Figure data in JSON
────────────────────
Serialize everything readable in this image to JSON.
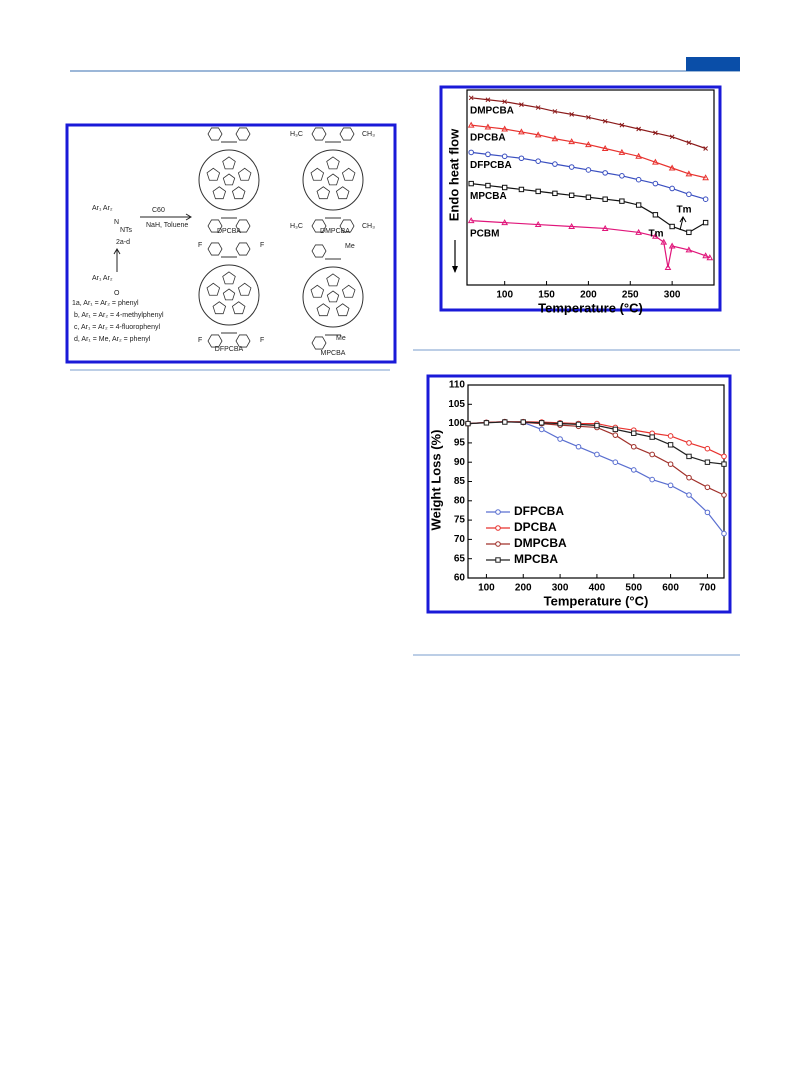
{
  "scheme": {
    "reactant_top": "Ar₁  Ar₂",
    "hydrazone_n": "N",
    "hydrazone_nts": "NTs",
    "reagent_top": "C60",
    "reagent_bottom": "NaH, Toluene",
    "compound_label": "2a-d",
    "ketone_top": "Ar₁  Ar₂",
    "ketone_o": "O",
    "legend": [
      "1a, Ar₁ = Ar₂ = phenyl",
      "b, Ar₁ = Ar₂ = 4-methylphenyl",
      "c, Ar₁ = Ar₂ = 4-fluorophenyl",
      "d, Ar₁ = Me, Ar₂ = phenyl"
    ],
    "products": [
      "DPCBA",
      "DMPCBA",
      "DFPCBA",
      "MPCBA"
    ],
    "substituents": {
      "h3c": "H₃C",
      "ch3": "CH₃",
      "f": "F",
      "me": "Me"
    }
  },
  "chart_data": [
    {
      "type": "line",
      "xlabel": "Temperature (°C)",
      "ylabel": "Endo heat flow",
      "xlim": [
        55,
        350
      ],
      "ylim": [
        0,
        100
      ],
      "xticks": [
        100,
        150,
        200,
        250,
        300
      ],
      "legend": "inline",
      "annotations": [
        "Tm",
        "Tm"
      ],
      "series": [
        {
          "name": "DMPCBA",
          "color": "#8b1a1a",
          "marker": "x",
          "x": [
            60,
            80,
            100,
            120,
            140,
            160,
            180,
            200,
            220,
            240,
            260,
            280,
            300,
            320,
            340
          ],
          "values": [
            96,
            95,
            94,
            92.5,
            91,
            89,
            87.5,
            86,
            84,
            82,
            80,
            78,
            76,
            73,
            70
          ]
        },
        {
          "name": "DPCBA",
          "color": "#e8322e",
          "marker": "triangle",
          "x": [
            60,
            80,
            100,
            120,
            140,
            160,
            180,
            200,
            220,
            240,
            260,
            280,
            300,
            320,
            340
          ],
          "values": [
            82,
            81,
            80,
            78.5,
            77,
            75,
            73.5,
            72,
            70,
            68,
            66,
            63,
            60,
            57,
            55
          ]
        },
        {
          "name": "DFPCBA",
          "color": "#3a4fc0",
          "marker": "circle",
          "x": [
            60,
            80,
            100,
            120,
            140,
            160,
            180,
            200,
            220,
            240,
            260,
            280,
            300,
            320,
            340
          ],
          "values": [
            68,
            67,
            66,
            65,
            63.5,
            62,
            60.5,
            59,
            57.5,
            56,
            54,
            52,
            49.5,
            46.5,
            44
          ]
        },
        {
          "name": "MPCBA",
          "color": "#111111",
          "marker": "square",
          "x": [
            60,
            80,
            100,
            120,
            140,
            160,
            180,
            200,
            220,
            240,
            260,
            280,
            300,
            320,
            340
          ],
          "values": [
            52,
            51,
            50,
            49,
            48,
            47,
            46,
            45,
            44,
            43,
            41,
            36,
            30,
            27,
            32
          ]
        },
        {
          "name": "PCBM",
          "color": "#e0157a",
          "marker": "triangle",
          "x": [
            60,
            100,
            140,
            180,
            220,
            260,
            280,
            290,
            295,
            300,
            320,
            340,
            345
          ],
          "values": [
            33,
            32,
            31,
            30,
            29,
            27,
            25,
            22,
            9,
            20,
            18,
            15,
            14
          ]
        }
      ]
    },
    {
      "type": "line",
      "xlabel": "Temperature (°C)",
      "ylabel": "Weight Loss (%)",
      "xlim": [
        50,
        745
      ],
      "ylim": [
        60,
        110
      ],
      "xticks": [
        100,
        200,
        300,
        400,
        500,
        600,
        700
      ],
      "yticks": [
        60,
        65,
        70,
        75,
        80,
        85,
        90,
        95,
        100,
        105,
        110
      ],
      "legend": "lower left",
      "series": [
        {
          "name": "DFPCBA",
          "color": "#5a6fd0",
          "marker": "circle",
          "x": [
            50,
            100,
            150,
            200,
            250,
            300,
            350,
            400,
            450,
            500,
            550,
            600,
            650,
            700,
            745
          ],
          "values": [
            100,
            100.3,
            100.5,
            100.3,
            98.5,
            96,
            94,
            92,
            90,
            88,
            85.5,
            84,
            81.5,
            77,
            71.5
          ]
        },
        {
          "name": "DPCBA",
          "color": "#e8322e",
          "marker": "circle",
          "x": [
            50,
            100,
            150,
            200,
            250,
            300,
            350,
            400,
            450,
            500,
            550,
            600,
            650,
            700,
            745
          ],
          "values": [
            100,
            100.3,
            100.5,
            100.5,
            100.4,
            100.2,
            100,
            100,
            99,
            98.3,
            97.5,
            96.8,
            95,
            93.5,
            91.5
          ]
        },
        {
          "name": "DMPCBA",
          "color": "#a0302a",
          "marker": "circle",
          "x": [
            50,
            100,
            150,
            200,
            250,
            300,
            350,
            400,
            450,
            500,
            550,
            600,
            650,
            700,
            745
          ],
          "values": [
            100,
            100.3,
            100.5,
            100.3,
            100,
            99.6,
            99.3,
            99,
            97,
            94,
            92,
            89.5,
            86,
            83.5,
            81.5
          ]
        },
        {
          "name": "MPCBA",
          "color": "#222222",
          "marker": "square",
          "x": [
            50,
            100,
            150,
            200,
            250,
            300,
            350,
            400,
            450,
            500,
            550,
            600,
            650,
            700,
            745
          ],
          "values": [
            100,
            100.2,
            100.4,
            100.4,
            100.2,
            100,
            99.8,
            99.5,
            98.5,
            97.5,
            96.5,
            94.5,
            91.5,
            90,
            89.5
          ]
        }
      ]
    }
  ]
}
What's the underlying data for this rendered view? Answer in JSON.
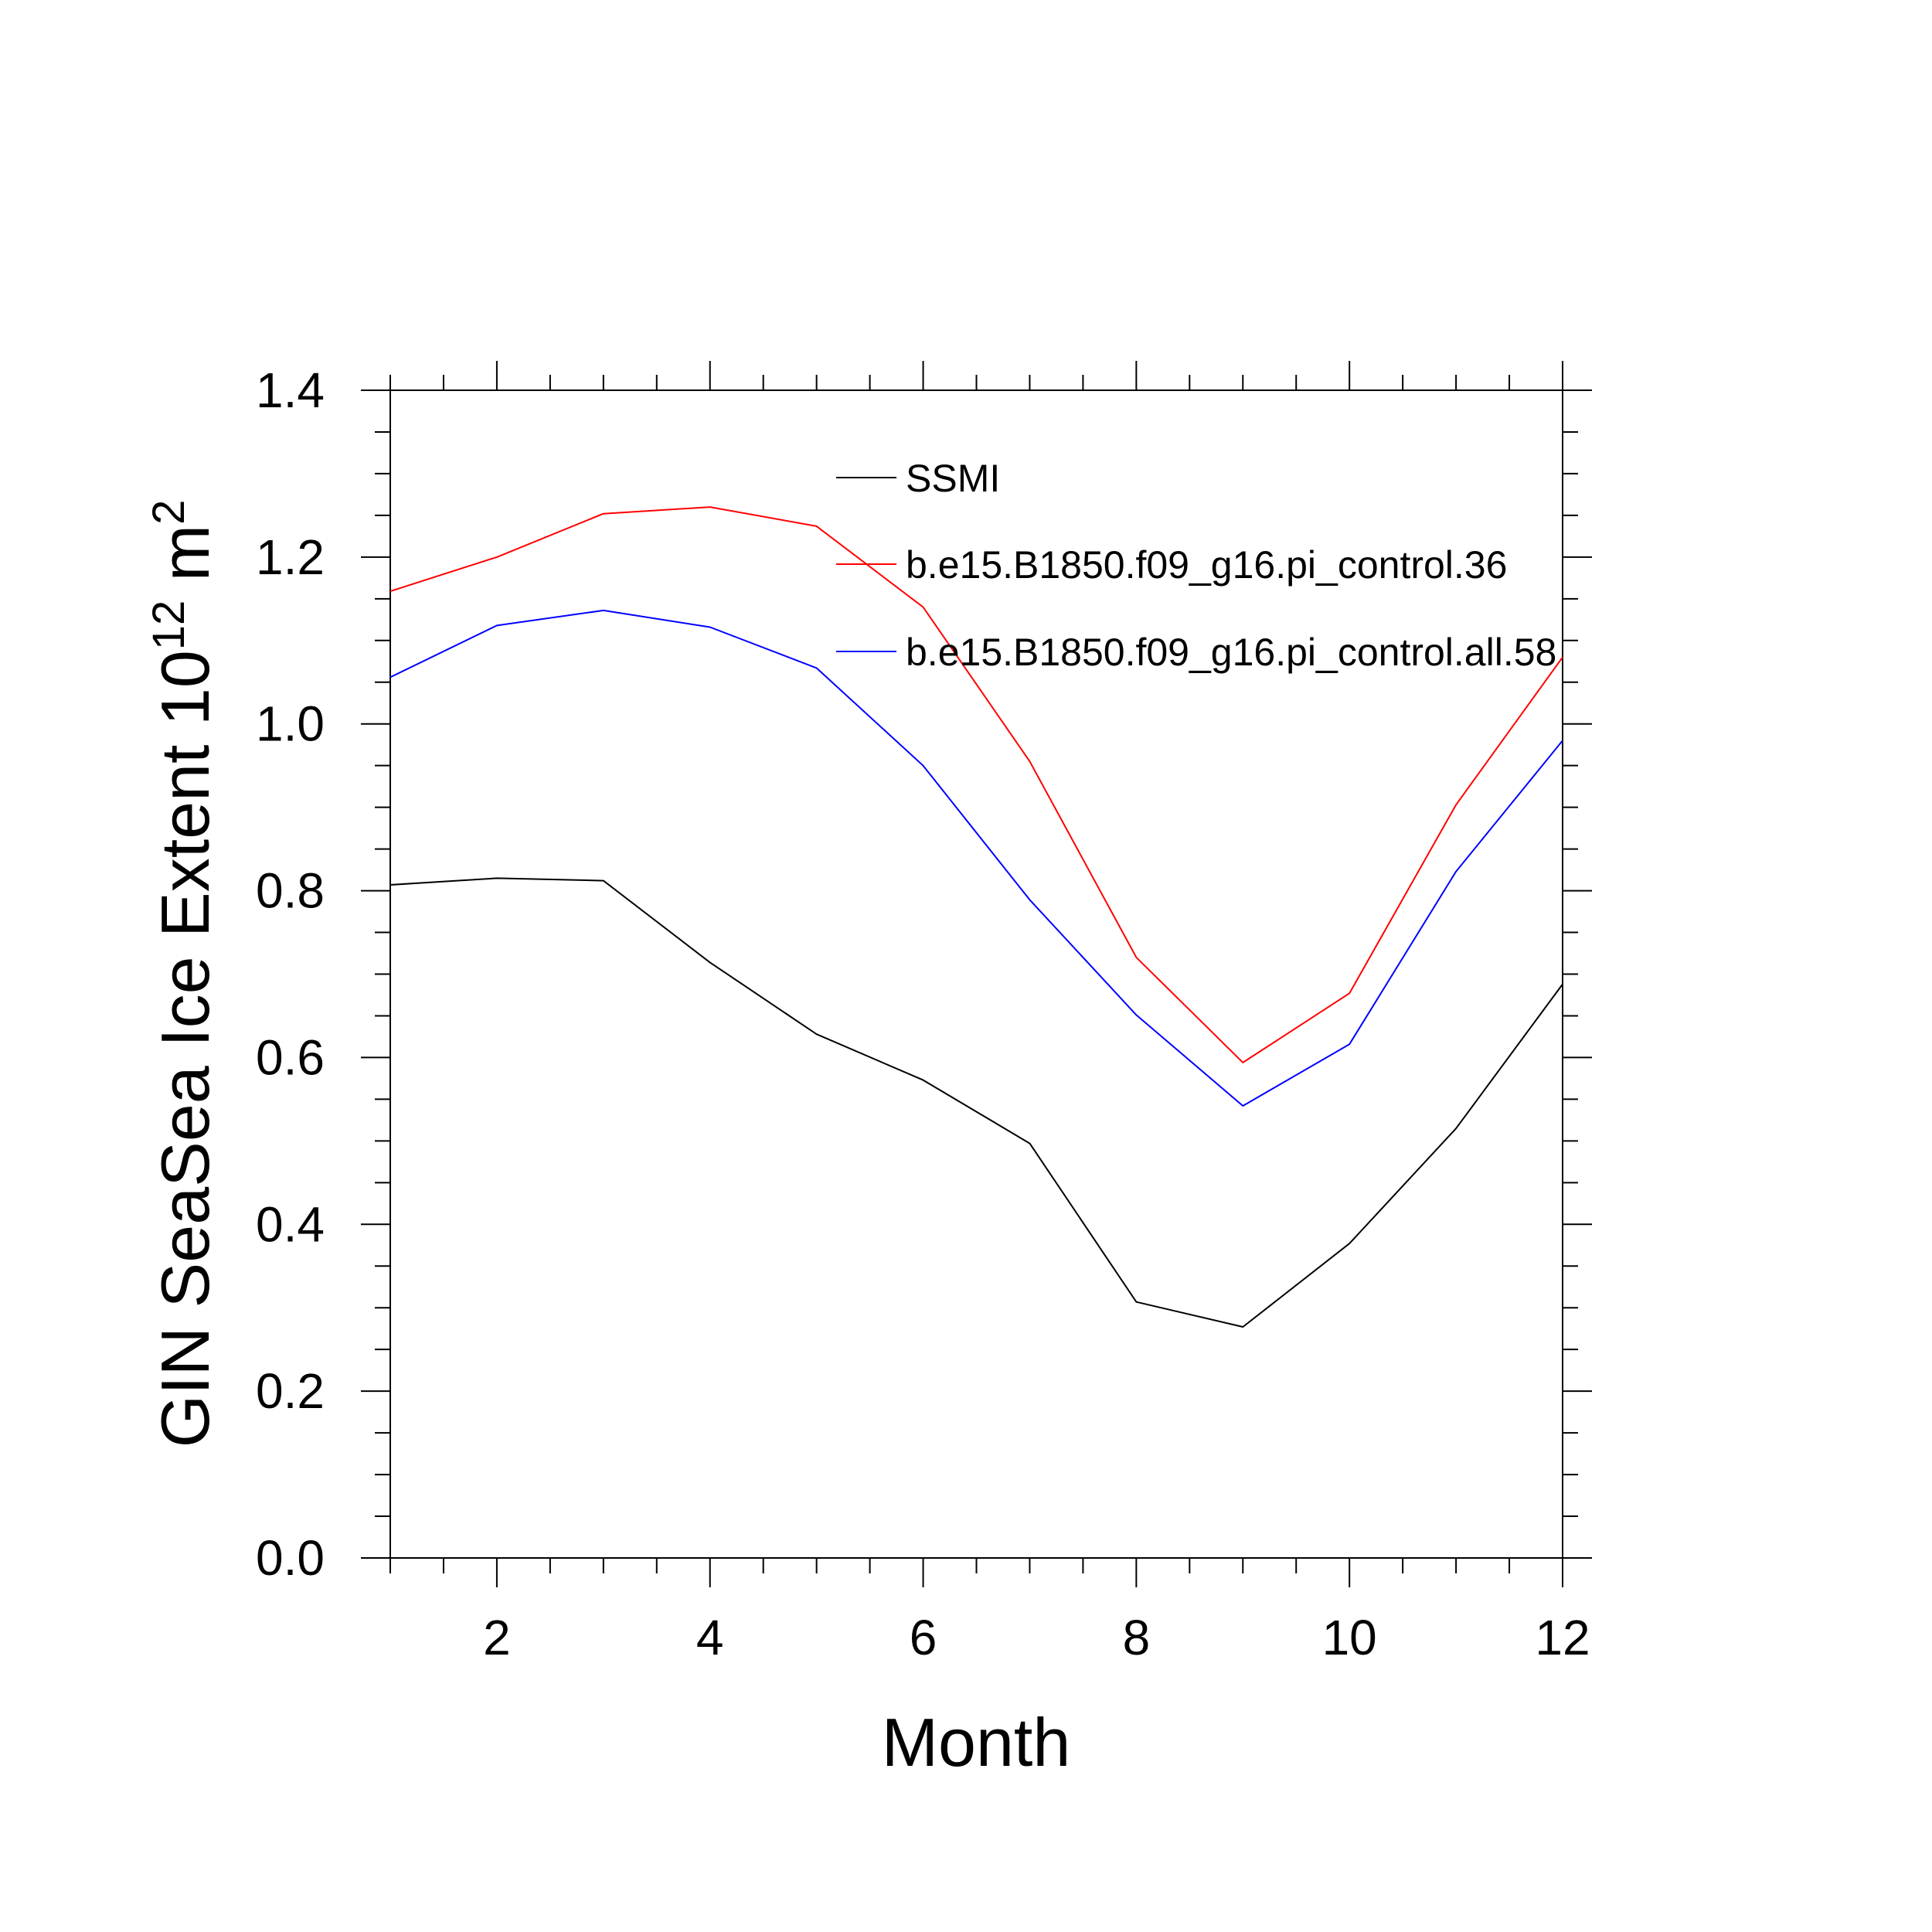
{
  "chart_data": {
    "type": "line",
    "xlabel": "Month",
    "ylabel": {
      "main": "GIN SeaSea Ice Extent 10",
      "exp": "12",
      "unit": " m",
      "unit_exp": "2"
    },
    "xlim": [
      1,
      12
    ],
    "ylim": [
      0,
      1.4
    ],
    "x_ticks": [
      2,
      4,
      6,
      8,
      10,
      12
    ],
    "y_ticks": [
      "0.0",
      "0.2",
      "0.4",
      "0.6",
      "0.8",
      "1.0",
      "1.2",
      "1.4"
    ],
    "grid": false,
    "legend_position": "top-right",
    "x": [
      1,
      2,
      3,
      4,
      5,
      6,
      7,
      8,
      9,
      10,
      11,
      12
    ],
    "series": [
      {
        "name": "SSMI",
        "color": "#000000",
        "values": [
          0.807,
          0.815,
          0.812,
          0.714,
          0.628,
          0.573,
          0.497,
          0.307,
          0.277,
          0.377,
          0.515,
          0.688
        ]
      },
      {
        "name": "b.e15.B1850.f09_g16.pi_control.36",
        "color": "#ff0000",
        "values": [
          1.159,
          1.2,
          1.252,
          1.26,
          1.237,
          1.14,
          0.955,
          0.72,
          0.594,
          0.677,
          0.903,
          1.08
        ]
      },
      {
        "name": "b.e15.B1850.f09_g16.pi_control.all.58",
        "color": "#0000ff",
        "values": [
          1.056,
          1.118,
          1.136,
          1.116,
          1.067,
          0.95,
          0.789,
          0.651,
          0.542,
          0.616,
          0.823,
          0.98
        ]
      }
    ]
  }
}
────────────────────
Aim of the exercise -
Repeat all of the entries word for word, but omit the pictures.

Reply to the exercise -
Serialize everything readable in this image to JSON.
{
  "scheme": {
    "reactant_top": "Ar₁  Ar₂",
    "hydrazone_n": "N",
    "hydrazone_nts": "NTs",
    "reagent_top": "C60",
    "reagent_bottom": "NaH, Toluene",
    "compound_label": "2a-d",
    "ketone_top": "Ar₁  Ar₂",
    "ketone_o": "O",
    "legend": [
      "1a, Ar₁ = Ar₂ = phenyl",
      "b, Ar₁ = Ar₂ = 4-methylphenyl",
      "c, Ar₁ = Ar₂ = 4-fluorophenyl",
      "d, Ar₁ = Me, Ar₂ = phenyl"
    ],
    "products": [
      "DPCBA",
      "DMPCBA",
      "DFPCBA",
      "MPCBA"
    ],
    "substituents": {
      "h3c": "H₃C",
      "ch3": "CH₃",
      "f": "F",
      "me": "Me"
    }
  },
  "chart_data": [
    {
      "type": "line",
      "xlabel": "Temperature (°C)",
      "ylabel": "Endo heat flow",
      "xlim": [
        55,
        350
      ],
      "ylim": [
        0,
        100
      ],
      "xticks": [
        100,
        150,
        200,
        250,
        300
      ],
      "legend": "inline",
      "annotations": [
        "Tm",
        "Tm"
      ],
      "series": [
        {
          "name": "DMPCBA",
          "color": "#8b1a1a",
          "marker": "x",
          "x": [
            60,
            80,
            100,
            120,
            140,
            160,
            180,
            200,
            220,
            240,
            260,
            280,
            300,
            320,
            340
          ],
          "values": [
            96,
            95,
            94,
            92.5,
            91,
            89,
            87.5,
            86,
            84,
            82,
            80,
            78,
            76,
            73,
            70
          ]
        },
        {
          "name": "DPCBA",
          "color": "#e8322e",
          "marker": "triangle",
          "x": [
            60,
            80,
            100,
            120,
            140,
            160,
            180,
            200,
            220,
            240,
            260,
            280,
            300,
            320,
            340
          ],
          "values": [
            82,
            81,
            80,
            78.5,
            77,
            75,
            73.5,
            72,
            70,
            68,
            66,
            63,
            60,
            57,
            55
          ]
        },
        {
          "name": "DFPCBA",
          "color": "#3a4fc0",
          "marker": "circle",
          "x": [
            60,
            80,
            100,
            120,
            140,
            160,
            180,
            200,
            220,
            240,
            260,
            280,
            300,
            320,
            340
          ],
          "values": [
            68,
            67,
            66,
            65,
            63.5,
            62,
            60.5,
            59,
            57.5,
            56,
            54,
            52,
            49.5,
            46.5,
            44
          ]
        },
        {
          "name": "MPCBA",
          "color": "#111111",
          "marker": "square",
          "x": [
            60,
            80,
            100,
            120,
            140,
            160,
            180,
            200,
            220,
            240,
            260,
            280,
            300,
            320,
            340
          ],
          "values": [
            52,
            51,
            50,
            49,
            48,
            47,
            46,
            45,
            44,
            43,
            41,
            36,
            30,
            27,
            32
          ]
        },
        {
          "name": "PCBM",
          "color": "#e0157a",
          "marker": "triangle",
          "x": [
            60,
            100,
            140,
            180,
            220,
            260,
            280,
            290,
            295,
            300,
            320,
            340,
            345
          ],
          "values": [
            33,
            32,
            31,
            30,
            29,
            27,
            25,
            22,
            9,
            20,
            18,
            15,
            14
          ]
        }
      ]
    },
    {
      "type": "line",
      "xlabel": "Temperature (°C)",
      "ylabel": "Weight Loss (%)",
      "xlim": [
        50,
        745
      ],
      "ylim": [
        60,
        110
      ],
      "xticks": [
        100,
        200,
        300,
        400,
        500,
        600,
        700
      ],
      "yticks": [
        60,
        65,
        70,
        75,
        80,
        85,
        90,
        95,
        100,
        105,
        110
      ],
      "legend": "lower left",
      "series": [
        {
          "name": "DFPCBA",
          "color": "#5a6fd0",
          "marker": "circle",
          "x": [
            50,
            100,
            150,
            200,
            250,
            300,
            350,
            400,
            450,
            500,
            550,
            600,
            650,
            700,
            745
          ],
          "values": [
            100,
            100.3,
            100.5,
            100.3,
            98.5,
            96,
            94,
            92,
            90,
            88,
            85.5,
            84,
            81.5,
            77,
            71.5
          ]
        },
        {
          "name": "DPCBA",
          "color": "#e8322e",
          "marker": "circle",
          "x": [
            50,
            100,
            150,
            200,
            250,
            300,
            350,
            400,
            450,
            500,
            550,
            600,
            650,
            700,
            745
          ],
          "values": [
            100,
            100.3,
            100.5,
            100.5,
            100.4,
            100.2,
            100,
            100,
            99,
            98.3,
            97.5,
            96.8,
            95,
            93.5,
            91.5
          ]
        },
        {
          "name": "DMPCBA",
          "color": "#a0302a",
          "marker": "circle",
          "x": [
            50,
            100,
            150,
            200,
            250,
            300,
            350,
            400,
            450,
            500,
            550,
            600,
            650,
            700,
            745
          ],
          "values": [
            100,
            100.3,
            100.5,
            100.3,
            100,
            99.6,
            99.3,
            99,
            97,
            94,
            92,
            89.5,
            86,
            83.5,
            81.5
          ]
        },
        {
          "name": "MPCBA",
          "color": "#222222",
          "marker": "square",
          "x": [
            50,
            100,
            150,
            200,
            250,
            300,
            350,
            400,
            450,
            500,
            550,
            600,
            650,
            700,
            745
          ],
          "values": [
            100,
            100.2,
            100.4,
            100.4,
            100.2,
            100,
            99.8,
            99.5,
            98.5,
            97.5,
            96.5,
            94.5,
            91.5,
            90,
            89.5
          ]
        }
      ]
    }
  ]
}
What's the underlying data for this rendered view? Answer in JSON.
{
  "chart_data": {
    "type": "line",
    "xlabel": "Month",
    "ylabel": {
      "main": "GIN SeaSea Ice Extent 10",
      "exp": "12",
      "unit": " m",
      "unit_exp": "2"
    },
    "xlim": [
      1,
      12
    ],
    "ylim": [
      0,
      1.4
    ],
    "x_ticks": [
      2,
      4,
      6,
      8,
      10,
      12
    ],
    "y_ticks": [
      "0.0",
      "0.2",
      "0.4",
      "0.6",
      "0.8",
      "1.0",
      "1.2",
      "1.4"
    ],
    "grid": false,
    "legend_position": "top-right",
    "x": [
      1,
      2,
      3,
      4,
      5,
      6,
      7,
      8,
      9,
      10,
      11,
      12
    ],
    "series": [
      {
        "name": "SSMI",
        "color": "#000000",
        "values": [
          0.807,
          0.815,
          0.812,
          0.714,
          0.628,
          0.573,
          0.497,
          0.307,
          0.277,
          0.377,
          0.515,
          0.688
        ]
      },
      {
        "name": "b.e15.B1850.f09_g16.pi_control.36",
        "color": "#ff0000",
        "values": [
          1.159,
          1.2,
          1.252,
          1.26,
          1.237,
          1.14,
          0.955,
          0.72,
          0.594,
          0.677,
          0.903,
          1.08
        ]
      },
      {
        "name": "b.e15.B1850.f09_g16.pi_control.all.58",
        "color": "#0000ff",
        "values": [
          1.056,
          1.118,
          1.136,
          1.116,
          1.067,
          0.95,
          0.789,
          0.651,
          0.542,
          0.616,
          0.823,
          0.98
        ]
      }
    ]
  }
}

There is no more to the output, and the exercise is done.